REQUIRED TASK. Transcribe the records below exactly as they appear.

___ DATA SUPPLIED

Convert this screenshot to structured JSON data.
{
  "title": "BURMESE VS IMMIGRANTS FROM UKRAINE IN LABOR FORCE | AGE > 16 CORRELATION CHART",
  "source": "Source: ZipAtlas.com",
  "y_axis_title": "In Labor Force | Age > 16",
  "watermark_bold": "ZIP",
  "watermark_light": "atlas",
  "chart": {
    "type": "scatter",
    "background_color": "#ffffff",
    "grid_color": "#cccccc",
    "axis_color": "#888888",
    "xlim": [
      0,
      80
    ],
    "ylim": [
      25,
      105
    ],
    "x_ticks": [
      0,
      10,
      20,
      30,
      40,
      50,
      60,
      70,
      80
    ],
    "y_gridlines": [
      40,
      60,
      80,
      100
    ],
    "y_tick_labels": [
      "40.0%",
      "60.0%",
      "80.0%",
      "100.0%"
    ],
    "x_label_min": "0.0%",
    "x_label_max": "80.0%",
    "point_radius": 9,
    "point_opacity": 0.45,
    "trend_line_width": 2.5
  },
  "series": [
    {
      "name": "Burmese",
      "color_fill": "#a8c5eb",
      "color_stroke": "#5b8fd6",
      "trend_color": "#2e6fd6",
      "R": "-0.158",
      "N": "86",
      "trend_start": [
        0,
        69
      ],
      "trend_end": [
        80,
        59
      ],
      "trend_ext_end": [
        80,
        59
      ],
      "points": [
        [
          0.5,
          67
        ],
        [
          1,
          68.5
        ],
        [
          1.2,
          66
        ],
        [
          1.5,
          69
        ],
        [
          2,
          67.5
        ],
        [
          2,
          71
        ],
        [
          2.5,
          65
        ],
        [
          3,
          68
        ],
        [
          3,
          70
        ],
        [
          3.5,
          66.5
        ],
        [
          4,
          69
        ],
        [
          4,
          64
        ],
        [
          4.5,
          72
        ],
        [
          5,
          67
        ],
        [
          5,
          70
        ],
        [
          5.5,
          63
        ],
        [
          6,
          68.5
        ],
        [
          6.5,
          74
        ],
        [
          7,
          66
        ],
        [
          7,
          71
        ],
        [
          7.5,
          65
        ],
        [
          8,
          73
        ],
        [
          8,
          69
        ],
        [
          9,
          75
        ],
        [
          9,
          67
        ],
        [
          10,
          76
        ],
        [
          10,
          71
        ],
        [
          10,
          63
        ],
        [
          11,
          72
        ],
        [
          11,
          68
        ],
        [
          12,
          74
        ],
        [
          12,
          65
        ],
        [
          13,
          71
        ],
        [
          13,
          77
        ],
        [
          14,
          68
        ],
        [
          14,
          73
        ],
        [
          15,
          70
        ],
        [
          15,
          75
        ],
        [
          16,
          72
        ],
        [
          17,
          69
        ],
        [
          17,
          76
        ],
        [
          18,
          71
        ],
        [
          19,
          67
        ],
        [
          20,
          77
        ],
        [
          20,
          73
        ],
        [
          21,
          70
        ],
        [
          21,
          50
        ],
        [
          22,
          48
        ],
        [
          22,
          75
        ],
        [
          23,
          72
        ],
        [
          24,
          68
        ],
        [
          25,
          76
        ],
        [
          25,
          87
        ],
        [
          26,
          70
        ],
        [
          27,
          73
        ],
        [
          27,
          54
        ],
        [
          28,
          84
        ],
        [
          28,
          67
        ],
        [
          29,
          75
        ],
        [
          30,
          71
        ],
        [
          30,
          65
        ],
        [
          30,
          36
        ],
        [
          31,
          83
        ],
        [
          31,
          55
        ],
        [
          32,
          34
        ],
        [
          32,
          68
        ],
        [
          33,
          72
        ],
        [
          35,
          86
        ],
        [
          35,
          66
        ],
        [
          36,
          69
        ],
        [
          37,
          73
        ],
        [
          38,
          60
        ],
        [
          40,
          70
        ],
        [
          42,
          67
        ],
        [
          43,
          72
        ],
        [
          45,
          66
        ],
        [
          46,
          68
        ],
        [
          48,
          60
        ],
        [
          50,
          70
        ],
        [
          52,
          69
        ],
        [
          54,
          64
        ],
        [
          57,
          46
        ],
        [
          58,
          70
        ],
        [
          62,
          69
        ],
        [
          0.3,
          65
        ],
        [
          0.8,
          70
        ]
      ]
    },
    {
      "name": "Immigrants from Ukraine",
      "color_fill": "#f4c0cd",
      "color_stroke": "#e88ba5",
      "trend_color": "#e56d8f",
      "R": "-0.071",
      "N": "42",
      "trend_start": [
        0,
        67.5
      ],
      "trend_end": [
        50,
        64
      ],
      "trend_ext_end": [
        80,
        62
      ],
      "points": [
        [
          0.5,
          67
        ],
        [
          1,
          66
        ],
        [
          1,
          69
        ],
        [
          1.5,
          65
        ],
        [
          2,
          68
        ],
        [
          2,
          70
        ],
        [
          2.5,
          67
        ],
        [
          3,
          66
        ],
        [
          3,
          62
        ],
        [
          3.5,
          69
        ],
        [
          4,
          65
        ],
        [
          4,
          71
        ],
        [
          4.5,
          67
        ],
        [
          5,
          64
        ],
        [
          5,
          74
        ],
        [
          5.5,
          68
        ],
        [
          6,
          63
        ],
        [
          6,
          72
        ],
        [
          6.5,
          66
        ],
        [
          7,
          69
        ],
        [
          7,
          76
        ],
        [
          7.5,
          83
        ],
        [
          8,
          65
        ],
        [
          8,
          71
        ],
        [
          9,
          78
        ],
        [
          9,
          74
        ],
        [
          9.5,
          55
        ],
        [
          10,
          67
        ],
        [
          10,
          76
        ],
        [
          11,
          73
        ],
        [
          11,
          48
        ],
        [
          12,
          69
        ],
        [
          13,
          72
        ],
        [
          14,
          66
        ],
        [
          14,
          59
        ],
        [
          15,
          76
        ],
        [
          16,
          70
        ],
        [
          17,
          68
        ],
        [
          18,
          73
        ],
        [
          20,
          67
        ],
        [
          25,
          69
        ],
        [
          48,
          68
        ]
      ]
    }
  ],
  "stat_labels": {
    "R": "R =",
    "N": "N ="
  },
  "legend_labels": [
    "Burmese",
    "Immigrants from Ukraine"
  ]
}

______

OUTPUT.
Convert this screenshot to structured JSON data.
{
  "title": "BURMESE VS IMMIGRANTS FROM UKRAINE IN LABOR FORCE | AGE > 16 CORRELATION CHART",
  "source": "Source: ZipAtlas.com",
  "y_axis_title": "In Labor Force | Age > 16",
  "watermark_bold": "ZIP",
  "watermark_light": "atlas",
  "chart": {
    "type": "scatter",
    "background_color": "#ffffff",
    "grid_color": "#cccccc",
    "axis_color": "#888888",
    "xlim": [
      0,
      80
    ],
    "ylim": [
      25,
      105
    ],
    "x_ticks": [
      0,
      10,
      20,
      30,
      40,
      50,
      60,
      70,
      80
    ],
    "y_gridlines": [
      40,
      60,
      80,
      100
    ],
    "y_tick_labels": [
      "40.0%",
      "60.0%",
      "80.0%",
      "100.0%"
    ],
    "x_label_min": "0.0%",
    "x_label_max": "80.0%",
    "point_radius": 9,
    "point_opacity": 0.45,
    "trend_line_width": 2.5
  },
  "series": [
    {
      "name": "Burmese",
      "color_fill": "#a8c5eb",
      "color_stroke": "#5b8fd6",
      "trend_color": "#2e6fd6",
      "R": "-0.158",
      "N": "86",
      "trend_start": [
        0,
        69
      ],
      "trend_end": [
        80,
        59
      ],
      "trend_ext_end": [
        80,
        59
      ],
      "points": [
        [
          0.5,
          67
        ],
        [
          1,
          68.5
        ],
        [
          1.2,
          66
        ],
        [
          1.5,
          69
        ],
        [
          2,
          67.5
        ],
        [
          2,
          71
        ],
        [
          2.5,
          65
        ],
        [
          3,
          68
        ],
        [
          3,
          70
        ],
        [
          3.5,
          66.5
        ],
        [
          4,
          69
        ],
        [
          4,
          64
        ],
        [
          4.5,
          72
        ],
        [
          5,
          67
        ],
        [
          5,
          70
        ],
        [
          5.5,
          63
        ],
        [
          6,
          68.5
        ],
        [
          6.5,
          74
        ],
        [
          7,
          66
        ],
        [
          7,
          71
        ],
        [
          7.5,
          65
        ],
        [
          8,
          73
        ],
        [
          8,
          69
        ],
        [
          9,
          75
        ],
        [
          9,
          67
        ],
        [
          10,
          76
        ],
        [
          10,
          71
        ],
        [
          10,
          63
        ],
        [
          11,
          72
        ],
        [
          11,
          68
        ],
        [
          12,
          74
        ],
        [
          12,
          65
        ],
        [
          13,
          71
        ],
        [
          13,
          77
        ],
        [
          14,
          68
        ],
        [
          14,
          73
        ],
        [
          15,
          70
        ],
        [
          15,
          75
        ],
        [
          16,
          72
        ],
        [
          17,
          69
        ],
        [
          17,
          76
        ],
        [
          18,
          71
        ],
        [
          19,
          67
        ],
        [
          20,
          77
        ],
        [
          20,
          73
        ],
        [
          21,
          70
        ],
        [
          21,
          50
        ],
        [
          22,
          48
        ],
        [
          22,
          75
        ],
        [
          23,
          72
        ],
        [
          24,
          68
        ],
        [
          25,
          76
        ],
        [
          25,
          87
        ],
        [
          26,
          70
        ],
        [
          27,
          73
        ],
        [
          27,
          54
        ],
        [
          28,
          84
        ],
        [
          28,
          67
        ],
        [
          29,
          75
        ],
        [
          30,
          71
        ],
        [
          30,
          65
        ],
        [
          30,
          36
        ],
        [
          31,
          83
        ],
        [
          31,
          55
        ],
        [
          32,
          34
        ],
        [
          32,
          68
        ],
        [
          33,
          72
        ],
        [
          35,
          86
        ],
        [
          35,
          66
        ],
        [
          36,
          69
        ],
        [
          37,
          73
        ],
        [
          38,
          60
        ],
        [
          40,
          70
        ],
        [
          42,
          67
        ],
        [
          43,
          72
        ],
        [
          45,
          66
        ],
        [
          46,
          68
        ],
        [
          48,
          60
        ],
        [
          50,
          70
        ],
        [
          52,
          69
        ],
        [
          54,
          64
        ],
        [
          57,
          46
        ],
        [
          58,
          70
        ],
        [
          62,
          69
        ],
        [
          0.3,
          65
        ],
        [
          0.8,
          70
        ]
      ]
    },
    {
      "name": "Immigrants from Ukraine",
      "color_fill": "#f4c0cd",
      "color_stroke": "#e88ba5",
      "trend_color": "#e56d8f",
      "R": "-0.071",
      "N": "42",
      "trend_start": [
        0,
        67.5
      ],
      "trend_end": [
        50,
        64
      ],
      "trend_ext_end": [
        80,
        62
      ],
      "points": [
        [
          0.5,
          67
        ],
        [
          1,
          66
        ],
        [
          1,
          69
        ],
        [
          1.5,
          65
        ],
        [
          2,
          68
        ],
        [
          2,
          70
        ],
        [
          2.5,
          67
        ],
        [
          3,
          66
        ],
        [
          3,
          62
        ],
        [
          3.5,
          69
        ],
        [
          4,
          65
        ],
        [
          4,
          71
        ],
        [
          4.5,
          67
        ],
        [
          5,
          64
        ],
        [
          5,
          74
        ],
        [
          5.5,
          68
        ],
        [
          6,
          63
        ],
        [
          6,
          72
        ],
        [
          6.5,
          66
        ],
        [
          7,
          69
        ],
        [
          7,
          76
        ],
        [
          7.5,
          83
        ],
        [
          8,
          65
        ],
        [
          8,
          71
        ],
        [
          9,
          78
        ],
        [
          9,
          74
        ],
        [
          9.5,
          55
        ],
        [
          10,
          67
        ],
        [
          10,
          76
        ],
        [
          11,
          73
        ],
        [
          11,
          48
        ],
        [
          12,
          69
        ],
        [
          13,
          72
        ],
        [
          14,
          66
        ],
        [
          14,
          59
        ],
        [
          15,
          76
        ],
        [
          16,
          70
        ],
        [
          17,
          68
        ],
        [
          18,
          73
        ],
        [
          20,
          67
        ],
        [
          25,
          69
        ],
        [
          48,
          68
        ]
      ]
    }
  ],
  "stat_labels": {
    "R": "R =",
    "N": "N ="
  },
  "legend_labels": [
    "Burmese",
    "Immigrants from Ukraine"
  ]
}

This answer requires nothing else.